─── SOURCE MATERIAL ───

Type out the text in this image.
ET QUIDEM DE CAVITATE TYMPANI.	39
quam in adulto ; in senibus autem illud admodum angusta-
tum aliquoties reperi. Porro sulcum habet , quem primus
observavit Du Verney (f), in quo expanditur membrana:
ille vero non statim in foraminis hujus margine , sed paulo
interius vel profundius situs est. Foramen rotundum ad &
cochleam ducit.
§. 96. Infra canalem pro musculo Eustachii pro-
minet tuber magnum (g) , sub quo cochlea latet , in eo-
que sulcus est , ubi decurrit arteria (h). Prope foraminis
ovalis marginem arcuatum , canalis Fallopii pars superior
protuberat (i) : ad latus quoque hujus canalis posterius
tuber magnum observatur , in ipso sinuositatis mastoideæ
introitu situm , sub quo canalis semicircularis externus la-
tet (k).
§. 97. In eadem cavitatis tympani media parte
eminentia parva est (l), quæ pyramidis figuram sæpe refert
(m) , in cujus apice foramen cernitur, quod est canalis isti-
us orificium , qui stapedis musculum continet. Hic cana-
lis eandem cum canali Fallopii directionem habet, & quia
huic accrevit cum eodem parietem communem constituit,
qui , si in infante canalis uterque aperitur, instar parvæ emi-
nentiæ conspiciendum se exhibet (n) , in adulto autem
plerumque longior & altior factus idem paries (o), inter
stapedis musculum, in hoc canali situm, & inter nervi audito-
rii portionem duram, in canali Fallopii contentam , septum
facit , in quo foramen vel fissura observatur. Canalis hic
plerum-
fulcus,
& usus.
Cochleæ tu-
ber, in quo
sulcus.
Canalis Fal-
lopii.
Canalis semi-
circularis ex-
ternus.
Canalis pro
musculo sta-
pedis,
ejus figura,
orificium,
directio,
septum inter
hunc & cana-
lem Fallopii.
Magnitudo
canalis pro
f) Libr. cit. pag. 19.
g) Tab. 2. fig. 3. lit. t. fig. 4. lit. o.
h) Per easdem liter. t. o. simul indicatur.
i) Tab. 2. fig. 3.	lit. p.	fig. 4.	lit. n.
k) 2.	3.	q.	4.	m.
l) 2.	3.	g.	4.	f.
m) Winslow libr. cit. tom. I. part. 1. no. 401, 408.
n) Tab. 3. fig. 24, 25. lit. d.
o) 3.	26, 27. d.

───

WHAT THE TASK REQUIRES>
From the records above, pick out and copy each line holding the word "hujus".

OUTPUT FOR THIS TASK>
ille vero non statim in foraminis hujus margine , sed paulo
protuberat (i) : ad latus quoque hujus canalis posterius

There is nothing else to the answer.